WHAT THE TASK ASKS: Would you transcribe all of the data exactly, down to the last character?

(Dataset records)
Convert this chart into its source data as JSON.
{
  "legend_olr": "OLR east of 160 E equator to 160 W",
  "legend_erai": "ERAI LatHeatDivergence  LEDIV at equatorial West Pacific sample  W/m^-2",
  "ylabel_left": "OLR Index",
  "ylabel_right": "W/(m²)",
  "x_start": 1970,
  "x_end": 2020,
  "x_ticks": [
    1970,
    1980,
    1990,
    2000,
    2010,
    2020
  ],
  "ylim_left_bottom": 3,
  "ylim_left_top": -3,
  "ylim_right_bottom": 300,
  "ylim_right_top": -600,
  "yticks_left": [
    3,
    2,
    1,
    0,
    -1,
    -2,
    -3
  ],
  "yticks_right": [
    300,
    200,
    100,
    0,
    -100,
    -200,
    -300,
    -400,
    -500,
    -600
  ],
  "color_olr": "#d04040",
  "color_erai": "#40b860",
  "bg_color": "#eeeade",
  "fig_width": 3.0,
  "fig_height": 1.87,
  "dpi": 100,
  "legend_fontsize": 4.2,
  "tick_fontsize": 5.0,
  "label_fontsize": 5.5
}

SOLUTION TO THIS TASK:
Convert this chart into its source data as JSON.
{
  "legend_olr": "OLR east of 160 E equator to 160 W",
  "legend_erai": "ERAI LatHeatDivergence  LEDIV at equatorial West Pacific sample  W/m^-2",
  "ylabel_left": "OLR Index",
  "ylabel_right": "W/(m²)",
  "x_start": 1970,
  "x_end": 2020,
  "x_ticks": [
    1970,
    1980,
    1990,
    2000,
    2010,
    2020
  ],
  "ylim_left_bottom": 3,
  "ylim_left_top": -3,
  "ylim_right_bottom": 300,
  "ylim_right_top": -600,
  "yticks_left": [
    3,
    2,
    1,
    0,
    -1,
    -2,
    -3
  ],
  "yticks_right": [
    300,
    200,
    100,
    0,
    -100,
    -200,
    -300,
    -400,
    -500,
    -600
  ],
  "color_olr": "#d04040",
  "color_erai": "#40b860",
  "bg_color": "#eeeade",
  "fig_width": 3.0,
  "fig_height": 1.87,
  "dpi": 100,
  "legend_fontsize": 4.2,
  "tick_fontsize": 5.0,
  "label_fontsize": 5.5
}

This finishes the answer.